[BEGIN Data for the task]

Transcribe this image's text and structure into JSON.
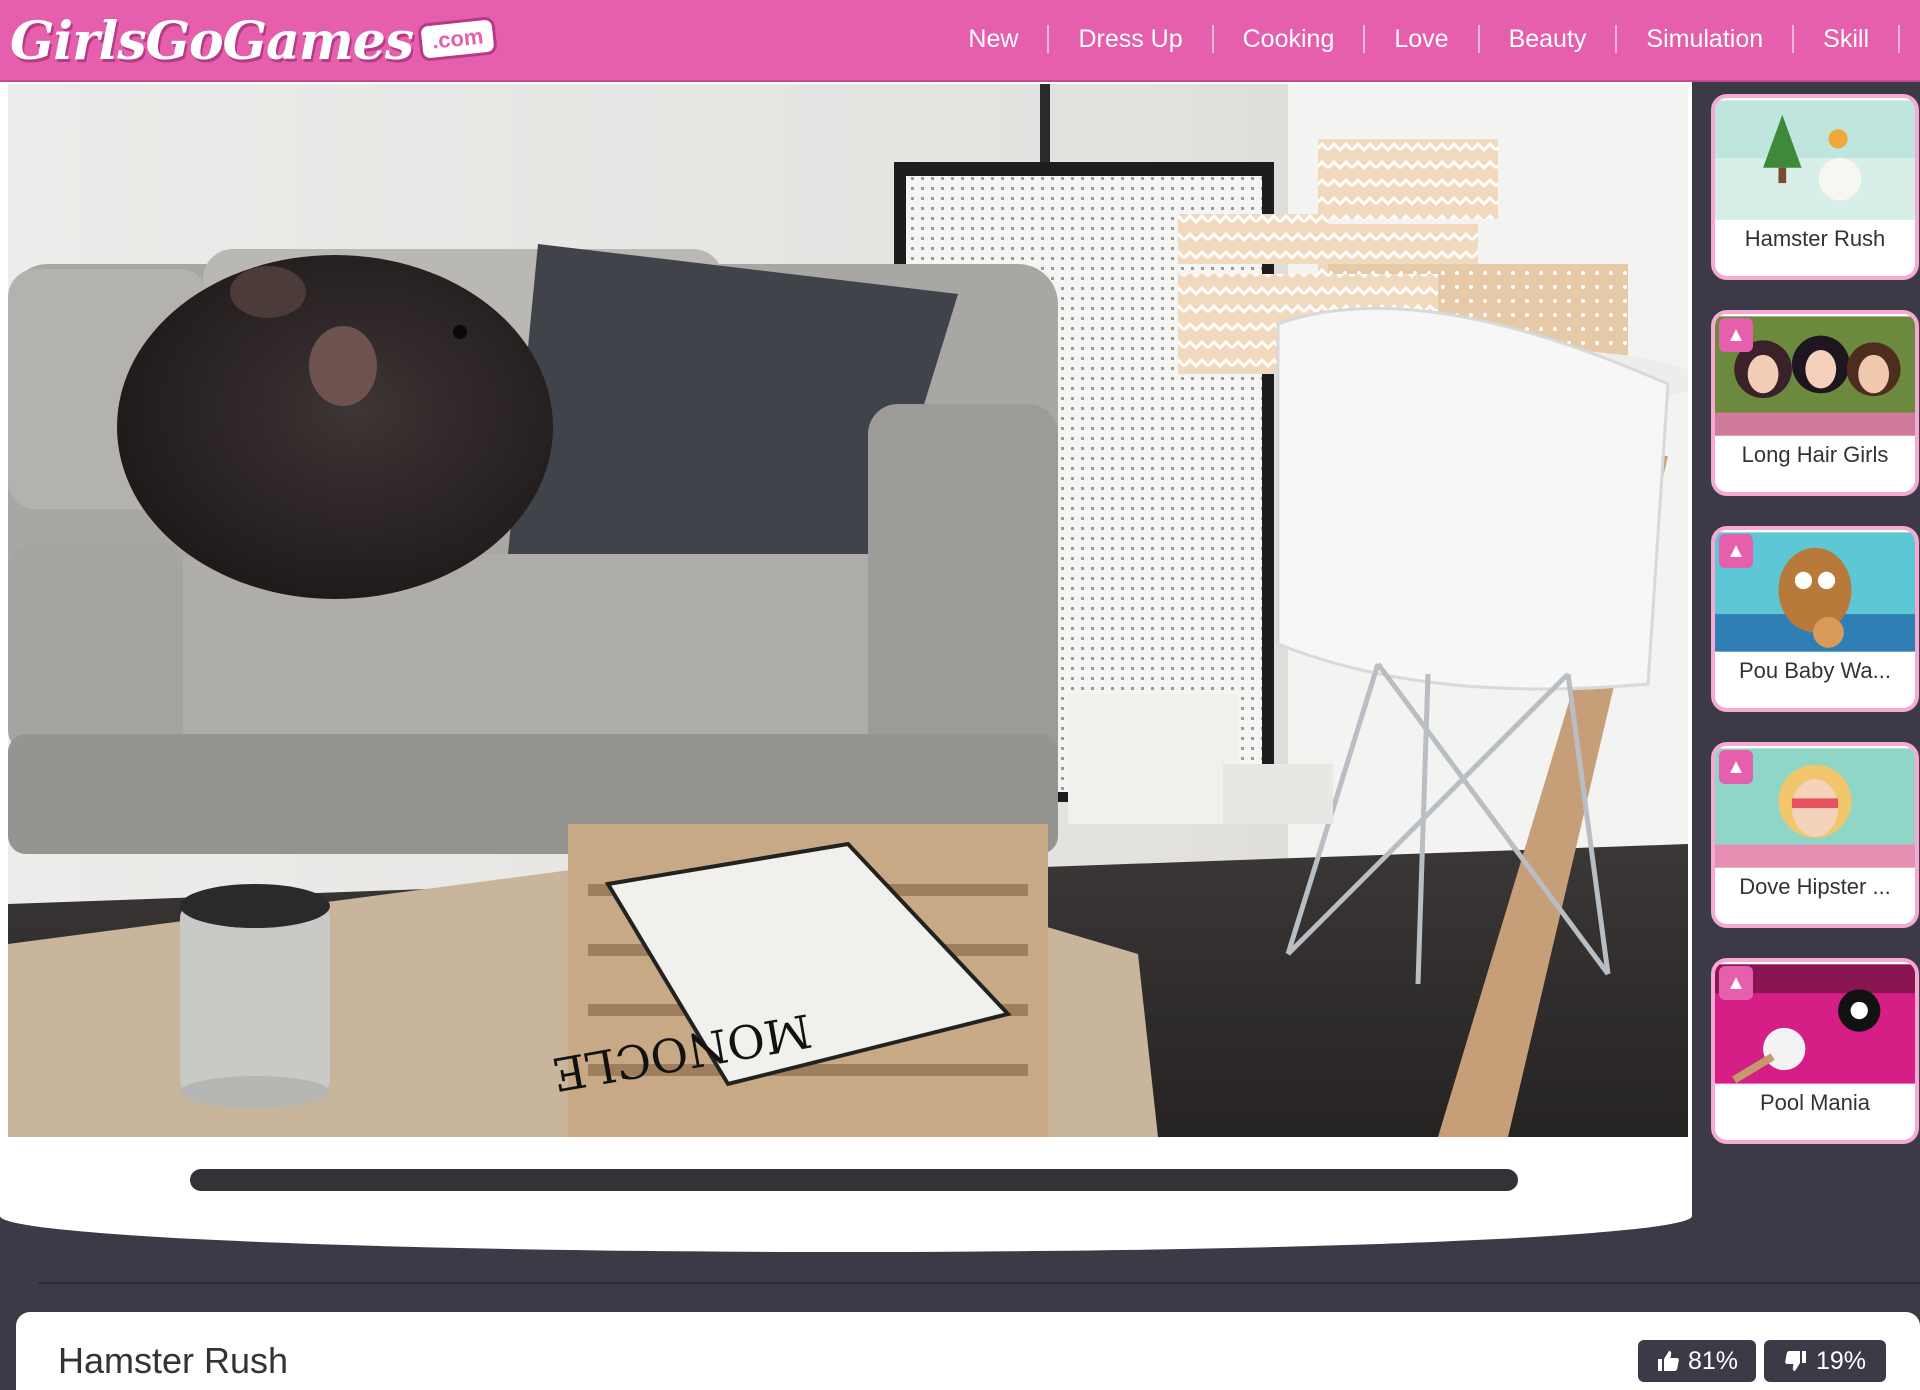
{
  "header": {
    "logo_text": "GirlsGoGames",
    "logo_suffix": ".com",
    "nav": [
      "New",
      "Dress Up",
      "Cooking",
      "Love",
      "Beauty",
      "Simulation",
      "Skill"
    ]
  },
  "game": {
    "title": "Hamster Rush",
    "likes": "81%",
    "dislikes": "19%",
    "magazine_title": "MONOCLE"
  },
  "sidebar": {
    "games": [
      {
        "title": "Hamster Rush",
        "hot": false
      },
      {
        "title": "Long Hair Girls",
        "hot": true
      },
      {
        "title": "Pou Baby Wa...",
        "hot": true
      },
      {
        "title": "Dove Hipster ...",
        "hot": true
      },
      {
        "title": "Pool Mania",
        "hot": true
      }
    ]
  },
  "colors": {
    "brand_pink": "#e55fad",
    "dark": "#3d3a47",
    "card_border": "#f6a9d1"
  },
  "icons": {
    "like": "thumbs-up-icon",
    "dislike": "thumbs-down-icon",
    "hot": "flame-icon"
  }
}
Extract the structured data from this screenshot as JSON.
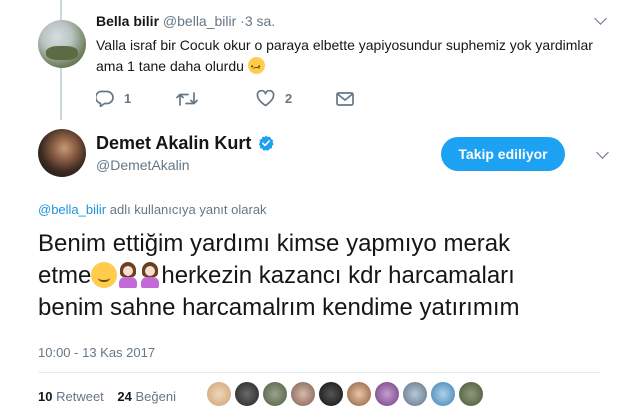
{
  "reply_tweet": {
    "name": "Bella bilir",
    "handle": "@bella_bilir",
    "separator": "·",
    "time": "3 sa.",
    "text": "Valla israf bir Cocuk okur o paraya elbette yapiyosundur suphemiz yok yardimlar ama 1 tane daha olurdu",
    "emoji": "slightly-frowning-face",
    "actions": {
      "reply_count": "1",
      "retweet_count": "",
      "like_count": "2",
      "dm_count": ""
    }
  },
  "main_tweet": {
    "name": "Demet Akalin Kurt",
    "handle": "@DemetAkalin",
    "verified": true,
    "follow_button": "Takip ediliyor",
    "replying_to_mention": "@bella_bilir",
    "replying_to_suffix": " adlı kullanıcıya yanıt olarak",
    "text_line1": "Benim ettiğim yardımı kimse yapmıyo merak",
    "text_line2_start": "etme",
    "text_line2_end": "herkezin kazancı kdr harcamaları",
    "text_line3": "benim sahne harcamalrım kendime yatırımım",
    "emojis": [
      "hugging-face",
      "woman-raising-hand",
      "woman-raising-hand"
    ],
    "timestamp": "10:00 - 13 Kas 2017",
    "retweet_count": "10",
    "retweet_label": "Retweet",
    "like_count": "24",
    "like_label": "Beğeni",
    "liker_avatars": 10
  },
  "colors": {
    "accent": "#1da1f2",
    "link": "#1b95e0",
    "muted": "#657786",
    "text": "#14171a"
  }
}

[END Data for the task]

Your task is to copy word for word the lines from the line containing "Extract the structured" to the end of the listing, both included, and to drop any pictures.

**Correct result:**
Extract the structured data from this screenshot as JSON.
{
  "reply_tweet": {
    "name": "Bella bilir",
    "handle": "@bella_bilir",
    "separator": "·",
    "time": "3 sa.",
    "text": "Valla israf bir Cocuk okur o paraya elbette yapiyosundur suphemiz yok yardimlar ama 1 tane daha olurdu",
    "emoji": "slightly-frowning-face",
    "actions": {
      "reply_count": "1",
      "retweet_count": "",
      "like_count": "2",
      "dm_count": ""
    }
  },
  "main_tweet": {
    "name": "Demet Akalin Kurt",
    "handle": "@DemetAkalin",
    "verified": true,
    "follow_button": "Takip ediliyor",
    "replying_to_mention": "@bella_bilir",
    "replying_to_suffix": " adlı kullanıcıya yanıt olarak",
    "text_line1": "Benim ettiğim yardımı kimse yapmıyo merak",
    "text_line2_start": "etme",
    "text_line2_end": "herkezin kazancı kdr harcamaları",
    "text_line3": "benim sahne harcamalrım kendime yatırımım",
    "emojis": [
      "hugging-face",
      "woman-raising-hand",
      "woman-raising-hand"
    ],
    "timestamp": "10:00 - 13 Kas 2017",
    "retweet_count": "10",
    "retweet_label": "Retweet",
    "like_count": "24",
    "like_label": "Beğeni",
    "liker_avatars": 10
  },
  "colors": {
    "accent": "#1da1f2",
    "link": "#1b95e0",
    "muted": "#657786",
    "text": "#14171a"
  }
}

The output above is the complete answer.